Locate each line in the records containing "some". Copy it.

Records from a data source:
****
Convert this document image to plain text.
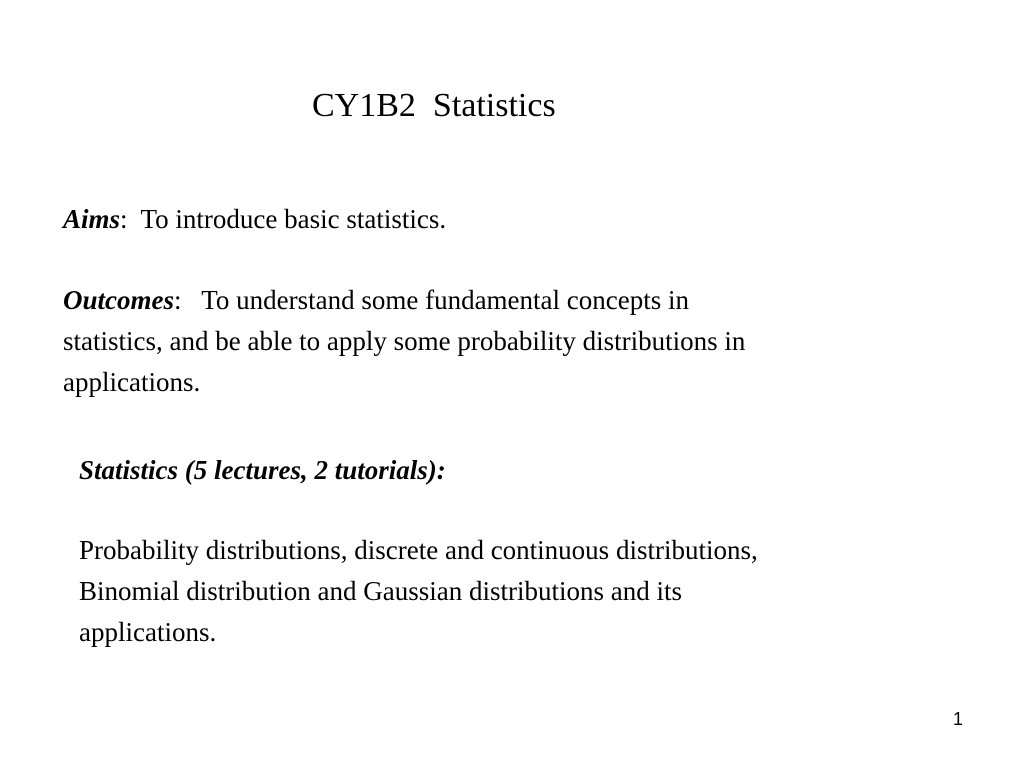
CY1B2  Statistics
Aims:  To introduce basic statistics.
Outcomes:   To understand some fundamental concepts in
statistics, and be able to apply some probability distributions in
applications.
Statistics (5 lectures, 2 tutorials):
Probability distributions, discrete and continuous distributions,
Binomial distribution and Gaussian distributions and its
applications.
1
****
● Reply:
Outcomes:   To understand some fundamental concepts in
statistics, and be able to apply some probability distributions in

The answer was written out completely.